* [THE PROBLEM]
Give the entries again, word for word.

Excerpts from a figure dataset
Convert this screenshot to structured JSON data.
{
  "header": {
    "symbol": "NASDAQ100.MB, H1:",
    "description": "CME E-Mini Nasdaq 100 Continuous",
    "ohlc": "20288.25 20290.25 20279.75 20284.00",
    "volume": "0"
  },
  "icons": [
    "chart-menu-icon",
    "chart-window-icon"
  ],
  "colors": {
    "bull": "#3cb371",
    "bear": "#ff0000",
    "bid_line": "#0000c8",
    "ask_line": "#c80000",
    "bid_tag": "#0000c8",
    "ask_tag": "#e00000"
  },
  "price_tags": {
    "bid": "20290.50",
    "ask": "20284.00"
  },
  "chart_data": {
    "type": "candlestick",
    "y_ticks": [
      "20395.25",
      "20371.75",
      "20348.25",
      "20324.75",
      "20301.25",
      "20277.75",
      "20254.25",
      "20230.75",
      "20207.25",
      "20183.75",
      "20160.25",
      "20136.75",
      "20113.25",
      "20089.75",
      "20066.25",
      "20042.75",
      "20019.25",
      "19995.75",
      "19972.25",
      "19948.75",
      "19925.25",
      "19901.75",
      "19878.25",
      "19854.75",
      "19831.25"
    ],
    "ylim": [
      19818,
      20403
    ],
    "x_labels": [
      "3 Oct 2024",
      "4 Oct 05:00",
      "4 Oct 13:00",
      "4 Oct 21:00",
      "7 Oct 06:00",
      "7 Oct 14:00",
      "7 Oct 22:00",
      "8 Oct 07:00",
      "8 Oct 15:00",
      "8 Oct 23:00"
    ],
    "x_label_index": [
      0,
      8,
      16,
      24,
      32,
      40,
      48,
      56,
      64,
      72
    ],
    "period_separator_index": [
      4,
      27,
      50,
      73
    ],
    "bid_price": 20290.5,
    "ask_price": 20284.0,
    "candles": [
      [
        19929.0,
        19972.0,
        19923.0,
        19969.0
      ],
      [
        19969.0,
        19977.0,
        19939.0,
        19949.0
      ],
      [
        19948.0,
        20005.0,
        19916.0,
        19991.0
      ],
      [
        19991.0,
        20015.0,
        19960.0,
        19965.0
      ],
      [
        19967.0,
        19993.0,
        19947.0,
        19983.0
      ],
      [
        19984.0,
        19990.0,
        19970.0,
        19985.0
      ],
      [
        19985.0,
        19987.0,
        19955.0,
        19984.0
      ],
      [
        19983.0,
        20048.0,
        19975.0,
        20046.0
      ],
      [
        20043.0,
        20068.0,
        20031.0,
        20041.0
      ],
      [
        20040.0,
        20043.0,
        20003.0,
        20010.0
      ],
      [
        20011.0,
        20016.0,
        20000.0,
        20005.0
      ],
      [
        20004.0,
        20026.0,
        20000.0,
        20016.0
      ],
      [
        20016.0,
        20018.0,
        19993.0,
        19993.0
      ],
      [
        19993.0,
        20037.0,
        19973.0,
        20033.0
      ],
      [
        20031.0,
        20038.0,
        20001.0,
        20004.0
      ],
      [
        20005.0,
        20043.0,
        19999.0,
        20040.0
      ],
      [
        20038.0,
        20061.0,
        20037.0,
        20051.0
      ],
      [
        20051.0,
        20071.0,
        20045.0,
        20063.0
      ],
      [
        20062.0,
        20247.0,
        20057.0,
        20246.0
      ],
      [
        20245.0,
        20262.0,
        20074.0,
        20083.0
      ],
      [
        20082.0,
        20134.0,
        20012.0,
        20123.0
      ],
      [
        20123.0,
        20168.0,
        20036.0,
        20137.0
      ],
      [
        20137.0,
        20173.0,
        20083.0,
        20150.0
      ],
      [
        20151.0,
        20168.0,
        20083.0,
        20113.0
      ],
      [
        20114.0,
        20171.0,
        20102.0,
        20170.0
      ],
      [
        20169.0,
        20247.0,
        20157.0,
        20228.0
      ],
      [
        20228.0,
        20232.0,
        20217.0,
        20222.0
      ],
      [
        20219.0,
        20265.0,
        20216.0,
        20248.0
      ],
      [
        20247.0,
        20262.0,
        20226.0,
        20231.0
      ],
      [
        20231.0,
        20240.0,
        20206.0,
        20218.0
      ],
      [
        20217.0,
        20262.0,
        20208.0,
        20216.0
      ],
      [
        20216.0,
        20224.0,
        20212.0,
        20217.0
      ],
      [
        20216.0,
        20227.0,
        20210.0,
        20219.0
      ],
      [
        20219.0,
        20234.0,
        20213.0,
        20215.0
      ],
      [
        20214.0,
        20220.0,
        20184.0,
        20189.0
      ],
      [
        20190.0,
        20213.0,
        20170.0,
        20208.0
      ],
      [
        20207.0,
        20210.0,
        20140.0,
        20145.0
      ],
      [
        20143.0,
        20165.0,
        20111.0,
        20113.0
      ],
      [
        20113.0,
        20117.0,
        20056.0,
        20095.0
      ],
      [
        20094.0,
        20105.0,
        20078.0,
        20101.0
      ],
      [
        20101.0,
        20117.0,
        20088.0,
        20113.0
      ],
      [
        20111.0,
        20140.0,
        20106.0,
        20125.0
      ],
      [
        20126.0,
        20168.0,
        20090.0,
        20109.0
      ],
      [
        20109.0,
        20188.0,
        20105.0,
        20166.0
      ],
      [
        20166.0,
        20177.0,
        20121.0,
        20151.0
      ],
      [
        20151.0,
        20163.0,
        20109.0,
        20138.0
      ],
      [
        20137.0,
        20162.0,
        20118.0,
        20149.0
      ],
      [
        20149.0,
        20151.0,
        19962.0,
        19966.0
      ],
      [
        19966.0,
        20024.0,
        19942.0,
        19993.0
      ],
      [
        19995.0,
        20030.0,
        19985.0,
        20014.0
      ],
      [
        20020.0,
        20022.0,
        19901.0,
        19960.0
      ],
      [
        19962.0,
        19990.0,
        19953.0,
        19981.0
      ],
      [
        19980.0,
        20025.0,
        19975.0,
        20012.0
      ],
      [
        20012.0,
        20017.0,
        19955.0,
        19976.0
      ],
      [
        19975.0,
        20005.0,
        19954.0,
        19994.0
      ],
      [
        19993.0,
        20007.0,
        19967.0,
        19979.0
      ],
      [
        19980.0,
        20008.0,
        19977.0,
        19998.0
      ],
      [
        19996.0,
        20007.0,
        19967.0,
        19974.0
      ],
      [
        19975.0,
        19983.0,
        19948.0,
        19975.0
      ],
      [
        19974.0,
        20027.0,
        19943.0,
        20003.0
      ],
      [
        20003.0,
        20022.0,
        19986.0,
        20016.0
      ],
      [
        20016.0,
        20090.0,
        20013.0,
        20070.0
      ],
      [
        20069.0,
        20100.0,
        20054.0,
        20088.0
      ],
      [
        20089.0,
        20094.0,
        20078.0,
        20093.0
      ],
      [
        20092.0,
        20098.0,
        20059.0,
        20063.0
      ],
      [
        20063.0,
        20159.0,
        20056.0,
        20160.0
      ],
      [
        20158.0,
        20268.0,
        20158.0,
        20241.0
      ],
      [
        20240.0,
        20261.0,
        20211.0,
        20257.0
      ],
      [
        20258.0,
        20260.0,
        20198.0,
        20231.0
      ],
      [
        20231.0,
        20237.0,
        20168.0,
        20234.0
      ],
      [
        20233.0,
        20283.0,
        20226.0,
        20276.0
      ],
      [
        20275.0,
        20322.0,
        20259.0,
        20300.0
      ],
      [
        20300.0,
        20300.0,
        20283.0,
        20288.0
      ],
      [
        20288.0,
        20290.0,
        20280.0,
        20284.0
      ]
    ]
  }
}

* [PROBLEM SOLUTION]
Convert this screenshot to structured JSON data.
{
  "header": {
    "symbol": "NASDAQ100.MB, H1:",
    "description": "CME E-Mini Nasdaq 100 Continuous",
    "ohlc": "20288.25 20290.25 20279.75 20284.00",
    "volume": "0"
  },
  "icons": [
    "chart-menu-icon",
    "chart-window-icon"
  ],
  "colors": {
    "bull": "#3cb371",
    "bear": "#ff0000",
    "bid_line": "#0000c8",
    "ask_line": "#c80000",
    "bid_tag": "#0000c8",
    "ask_tag": "#e00000"
  },
  "price_tags": {
    "bid": "20290.50",
    "ask": "20284.00"
  },
  "chart_data": {
    "type": "candlestick",
    "y_ticks": [
      "20395.25",
      "20371.75",
      "20348.25",
      "20324.75",
      "20301.25",
      "20277.75",
      "20254.25",
      "20230.75",
      "20207.25",
      "20183.75",
      "20160.25",
      "20136.75",
      "20113.25",
      "20089.75",
      "20066.25",
      "20042.75",
      "20019.25",
      "19995.75",
      "19972.25",
      "19948.75",
      "19925.25",
      "19901.75",
      "19878.25",
      "19854.75",
      "19831.25"
    ],
    "ylim": [
      19818,
      20403
    ],
    "x_labels": [
      "3 Oct 2024",
      "4 Oct 05:00",
      "4 Oct 13:00",
      "4 Oct 21:00",
      "7 Oct 06:00",
      "7 Oct 14:00",
      "7 Oct 22:00",
      "8 Oct 07:00",
      "8 Oct 15:00",
      "8 Oct 23:00"
    ],
    "x_label_index": [
      0,
      8,
      16,
      24,
      32,
      40,
      48,
      56,
      64,
      72
    ],
    "period_separator_index": [
      4,
      27,
      50,
      73
    ],
    "bid_price": 20290.5,
    "ask_price": 20284.0,
    "candles": [
      [
        19929.0,
        19972.0,
        19923.0,
        19969.0
      ],
      [
        19969.0,
        19977.0,
        19939.0,
        19949.0
      ],
      [
        19948.0,
        20005.0,
        19916.0,
        19991.0
      ],
      [
        19991.0,
        20015.0,
        19960.0,
        19965.0
      ],
      [
        19967.0,
        19993.0,
        19947.0,
        19983.0
      ],
      [
        19984.0,
        19990.0,
        19970.0,
        19985.0
      ],
      [
        19985.0,
        19987.0,
        19955.0,
        19984.0
      ],
      [
        19983.0,
        20048.0,
        19975.0,
        20046.0
      ],
      [
        20043.0,
        20068.0,
        20031.0,
        20041.0
      ],
      [
        20040.0,
        20043.0,
        20003.0,
        20010.0
      ],
      [
        20011.0,
        20016.0,
        20000.0,
        20005.0
      ],
      [
        20004.0,
        20026.0,
        20000.0,
        20016.0
      ],
      [
        20016.0,
        20018.0,
        19993.0,
        19993.0
      ],
      [
        19993.0,
        20037.0,
        19973.0,
        20033.0
      ],
      [
        20031.0,
        20038.0,
        20001.0,
        20004.0
      ],
      [
        20005.0,
        20043.0,
        19999.0,
        20040.0
      ],
      [
        20038.0,
        20061.0,
        20037.0,
        20051.0
      ],
      [
        20051.0,
        20071.0,
        20045.0,
        20063.0
      ],
      [
        20062.0,
        20247.0,
        20057.0,
        20246.0
      ],
      [
        20245.0,
        20262.0,
        20074.0,
        20083.0
      ],
      [
        20082.0,
        20134.0,
        20012.0,
        20123.0
      ],
      [
        20123.0,
        20168.0,
        20036.0,
        20137.0
      ],
      [
        20137.0,
        20173.0,
        20083.0,
        20150.0
      ],
      [
        20151.0,
        20168.0,
        20083.0,
        20113.0
      ],
      [
        20114.0,
        20171.0,
        20102.0,
        20170.0
      ],
      [
        20169.0,
        20247.0,
        20157.0,
        20228.0
      ],
      [
        20228.0,
        20232.0,
        20217.0,
        20222.0
      ],
      [
        20219.0,
        20265.0,
        20216.0,
        20248.0
      ],
      [
        20247.0,
        20262.0,
        20226.0,
        20231.0
      ],
      [
        20231.0,
        20240.0,
        20206.0,
        20218.0
      ],
      [
        20217.0,
        20262.0,
        20208.0,
        20216.0
      ],
      [
        20216.0,
        20224.0,
        20212.0,
        20217.0
      ],
      [
        20216.0,
        20227.0,
        20210.0,
        20219.0
      ],
      [
        20219.0,
        20234.0,
        20213.0,
        20215.0
      ],
      [
        20214.0,
        20220.0,
        20184.0,
        20189.0
      ],
      [
        20190.0,
        20213.0,
        20170.0,
        20208.0
      ],
      [
        20207.0,
        20210.0,
        20140.0,
        20145.0
      ],
      [
        20143.0,
        20165.0,
        20111.0,
        20113.0
      ],
      [
        20113.0,
        20117.0,
        20056.0,
        20095.0
      ],
      [
        20094.0,
        20105.0,
        20078.0,
        20101.0
      ],
      [
        20101.0,
        20117.0,
        20088.0,
        20113.0
      ],
      [
        20111.0,
        20140.0,
        20106.0,
        20125.0
      ],
      [
        20126.0,
        20168.0,
        20090.0,
        20109.0
      ],
      [
        20109.0,
        20188.0,
        20105.0,
        20166.0
      ],
      [
        20166.0,
        20177.0,
        20121.0,
        20151.0
      ],
      [
        20151.0,
        20163.0,
        20109.0,
        20138.0
      ],
      [
        20137.0,
        20162.0,
        20118.0,
        20149.0
      ],
      [
        20149.0,
        20151.0,
        19962.0,
        19966.0
      ],
      [
        19966.0,
        20024.0,
        19942.0,
        19993.0
      ],
      [
        19995.0,
        20030.0,
        19985.0,
        20014.0
      ],
      [
        20020.0,
        20022.0,
        19901.0,
        19960.0
      ],
      [
        19962.0,
        19990.0,
        19953.0,
        19981.0
      ],
      [
        19980.0,
        20025.0,
        19975.0,
        20012.0
      ],
      [
        20012.0,
        20017.0,
        19955.0,
        19976.0
      ],
      [
        19975.0,
        20005.0,
        19954.0,
        19994.0
      ],
      [
        19993.0,
        20007.0,
        19967.0,
        19979.0
      ],
      [
        19980.0,
        20008.0,
        19977.0,
        19998.0
      ],
      [
        19996.0,
        20007.0,
        19967.0,
        19974.0
      ],
      [
        19975.0,
        19983.0,
        19948.0,
        19975.0
      ],
      [
        19974.0,
        20027.0,
        19943.0,
        20003.0
      ],
      [
        20003.0,
        20022.0,
        19986.0,
        20016.0
      ],
      [
        20016.0,
        20090.0,
        20013.0,
        20070.0
      ],
      [
        20069.0,
        20100.0,
        20054.0,
        20088.0
      ],
      [
        20089.0,
        20094.0,
        20078.0,
        20093.0
      ],
      [
        20092.0,
        20098.0,
        20059.0,
        20063.0
      ],
      [
        20063.0,
        20159.0,
        20056.0,
        20160.0
      ],
      [
        20158.0,
        20268.0,
        20158.0,
        20241.0
      ],
      [
        20240.0,
        20261.0,
        20211.0,
        20257.0
      ],
      [
        20258.0,
        20260.0,
        20198.0,
        20231.0
      ],
      [
        20231.0,
        20237.0,
        20168.0,
        20234.0
      ],
      [
        20233.0,
        20283.0,
        20226.0,
        20276.0
      ],
      [
        20275.0,
        20322.0,
        20259.0,
        20300.0
      ],
      [
        20300.0,
        20300.0,
        20283.0,
        20288.0
      ],
      [
        20288.0,
        20290.0,
        20280.0,
        20284.0
      ]
    ]
  }
}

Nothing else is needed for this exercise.